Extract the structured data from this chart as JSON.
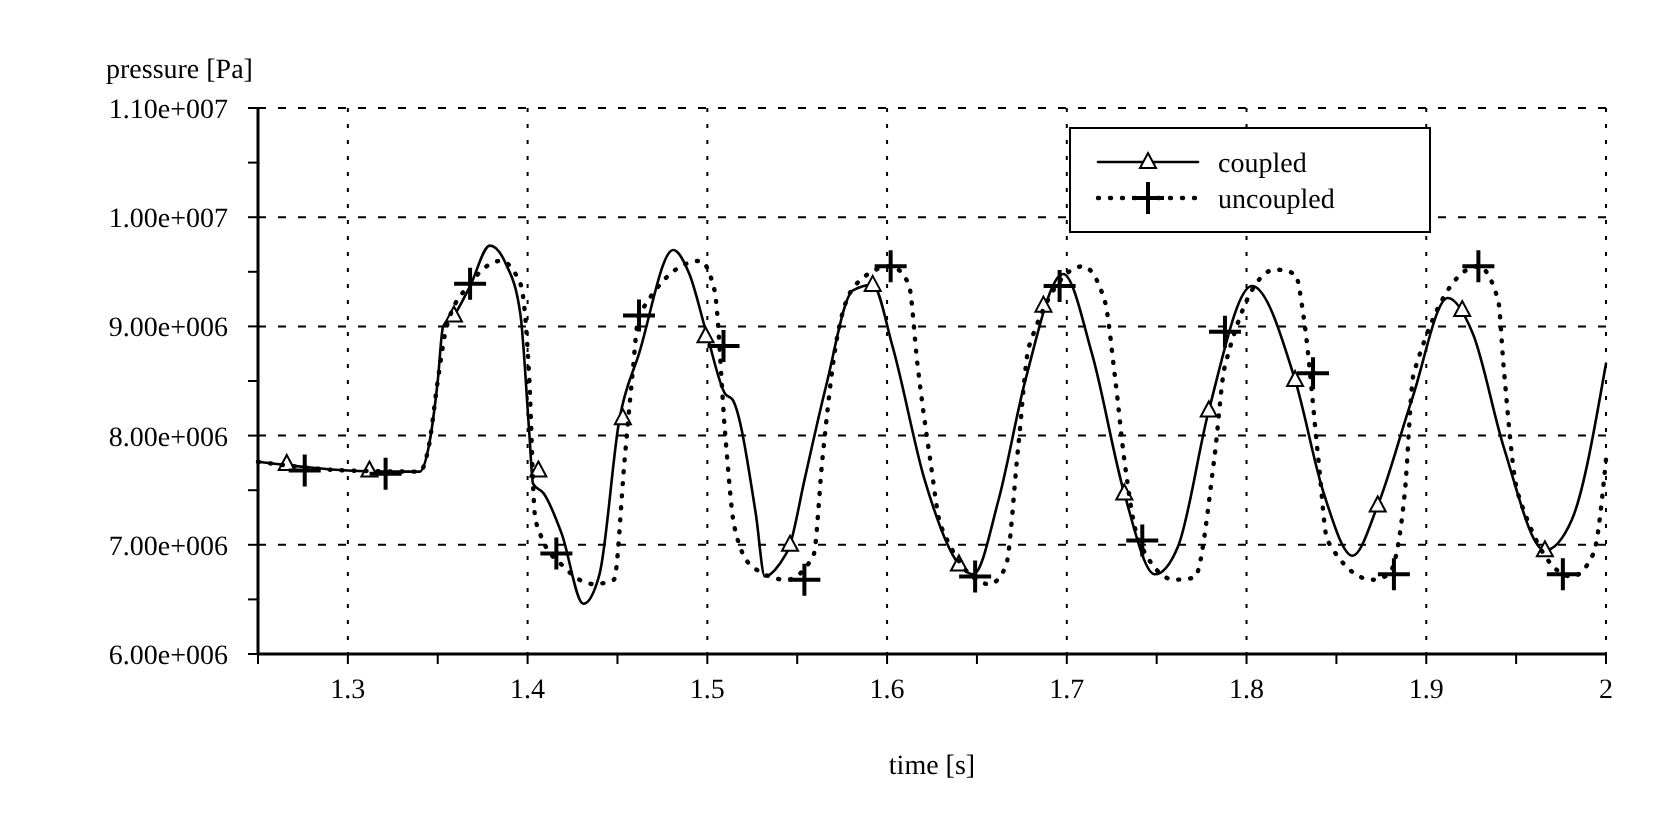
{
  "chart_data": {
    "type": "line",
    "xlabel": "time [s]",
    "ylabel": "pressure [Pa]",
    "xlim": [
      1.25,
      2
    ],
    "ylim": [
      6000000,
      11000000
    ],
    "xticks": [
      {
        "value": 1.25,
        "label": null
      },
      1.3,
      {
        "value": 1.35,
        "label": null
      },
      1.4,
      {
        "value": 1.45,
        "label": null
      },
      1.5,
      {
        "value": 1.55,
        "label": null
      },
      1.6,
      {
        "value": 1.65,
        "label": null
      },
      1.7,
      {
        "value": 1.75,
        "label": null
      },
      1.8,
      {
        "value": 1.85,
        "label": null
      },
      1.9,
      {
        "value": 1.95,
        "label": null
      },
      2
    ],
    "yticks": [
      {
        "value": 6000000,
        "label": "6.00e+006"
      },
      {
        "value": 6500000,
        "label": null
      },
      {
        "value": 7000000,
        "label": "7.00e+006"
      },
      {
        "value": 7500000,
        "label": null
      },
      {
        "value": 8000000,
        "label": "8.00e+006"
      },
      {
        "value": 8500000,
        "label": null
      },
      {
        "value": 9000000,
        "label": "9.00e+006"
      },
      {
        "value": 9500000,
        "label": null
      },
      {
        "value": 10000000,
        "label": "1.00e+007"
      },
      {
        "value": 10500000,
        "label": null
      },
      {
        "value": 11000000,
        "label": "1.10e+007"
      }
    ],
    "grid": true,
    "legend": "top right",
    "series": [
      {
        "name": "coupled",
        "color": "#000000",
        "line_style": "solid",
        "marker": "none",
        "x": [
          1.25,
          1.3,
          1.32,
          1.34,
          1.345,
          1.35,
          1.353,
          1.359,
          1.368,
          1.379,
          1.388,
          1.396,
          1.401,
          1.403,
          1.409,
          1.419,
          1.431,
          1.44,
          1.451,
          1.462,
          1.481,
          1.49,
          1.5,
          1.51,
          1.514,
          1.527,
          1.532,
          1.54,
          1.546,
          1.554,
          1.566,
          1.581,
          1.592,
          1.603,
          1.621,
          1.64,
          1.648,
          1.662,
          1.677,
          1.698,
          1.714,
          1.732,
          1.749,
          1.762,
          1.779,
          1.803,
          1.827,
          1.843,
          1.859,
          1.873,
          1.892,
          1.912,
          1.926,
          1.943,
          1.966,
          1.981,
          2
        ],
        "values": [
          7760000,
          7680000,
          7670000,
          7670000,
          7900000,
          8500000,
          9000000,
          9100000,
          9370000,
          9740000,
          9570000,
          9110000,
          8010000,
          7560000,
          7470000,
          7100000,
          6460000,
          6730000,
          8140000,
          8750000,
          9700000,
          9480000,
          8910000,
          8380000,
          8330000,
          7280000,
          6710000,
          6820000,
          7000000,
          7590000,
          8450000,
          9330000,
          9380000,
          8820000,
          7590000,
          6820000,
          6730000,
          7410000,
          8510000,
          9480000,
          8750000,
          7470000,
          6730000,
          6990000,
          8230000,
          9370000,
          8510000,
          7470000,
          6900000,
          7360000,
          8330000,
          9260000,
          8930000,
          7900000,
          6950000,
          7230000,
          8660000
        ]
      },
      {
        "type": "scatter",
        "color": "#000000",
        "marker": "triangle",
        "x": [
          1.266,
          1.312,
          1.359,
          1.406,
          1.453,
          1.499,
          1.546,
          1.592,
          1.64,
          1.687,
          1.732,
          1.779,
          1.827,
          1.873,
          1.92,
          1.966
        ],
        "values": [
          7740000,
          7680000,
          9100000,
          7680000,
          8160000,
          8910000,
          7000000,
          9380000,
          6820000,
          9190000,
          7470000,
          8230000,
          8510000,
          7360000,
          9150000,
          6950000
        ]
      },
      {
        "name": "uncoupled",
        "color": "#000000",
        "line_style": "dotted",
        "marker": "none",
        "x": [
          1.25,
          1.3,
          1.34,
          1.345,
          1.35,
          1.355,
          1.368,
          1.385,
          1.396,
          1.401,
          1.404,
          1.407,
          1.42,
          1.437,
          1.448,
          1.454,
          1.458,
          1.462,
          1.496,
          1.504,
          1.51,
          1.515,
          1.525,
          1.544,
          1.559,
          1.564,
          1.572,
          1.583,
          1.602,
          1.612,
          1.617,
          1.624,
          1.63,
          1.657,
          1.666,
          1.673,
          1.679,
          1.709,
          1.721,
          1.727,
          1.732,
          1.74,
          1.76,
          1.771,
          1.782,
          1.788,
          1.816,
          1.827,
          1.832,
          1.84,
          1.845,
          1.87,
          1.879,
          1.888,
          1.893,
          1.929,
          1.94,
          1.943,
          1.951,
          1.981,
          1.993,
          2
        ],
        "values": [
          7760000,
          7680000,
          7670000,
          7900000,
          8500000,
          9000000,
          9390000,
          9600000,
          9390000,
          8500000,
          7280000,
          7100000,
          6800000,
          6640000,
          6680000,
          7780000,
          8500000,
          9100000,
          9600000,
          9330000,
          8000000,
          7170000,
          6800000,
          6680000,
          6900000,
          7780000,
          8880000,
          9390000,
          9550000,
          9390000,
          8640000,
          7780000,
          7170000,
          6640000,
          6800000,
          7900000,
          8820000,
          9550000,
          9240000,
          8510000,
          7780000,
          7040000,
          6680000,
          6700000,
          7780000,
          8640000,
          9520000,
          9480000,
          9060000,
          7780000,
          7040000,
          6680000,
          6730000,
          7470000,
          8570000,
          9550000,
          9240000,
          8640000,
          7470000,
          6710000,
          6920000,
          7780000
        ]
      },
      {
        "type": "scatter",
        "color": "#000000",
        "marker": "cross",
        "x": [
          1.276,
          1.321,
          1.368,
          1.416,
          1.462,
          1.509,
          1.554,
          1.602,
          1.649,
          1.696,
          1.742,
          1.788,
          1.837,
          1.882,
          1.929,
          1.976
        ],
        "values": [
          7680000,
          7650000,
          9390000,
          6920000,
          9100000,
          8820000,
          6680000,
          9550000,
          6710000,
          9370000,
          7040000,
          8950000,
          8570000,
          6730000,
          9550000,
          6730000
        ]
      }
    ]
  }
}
◆ ◆ ◆
● Task details:
Pick out each line in the material containing "marker".

● Problem solution:
        "marker": "none",
        "marker": "triangle",
        "marker": "none",
        "marker": "cross",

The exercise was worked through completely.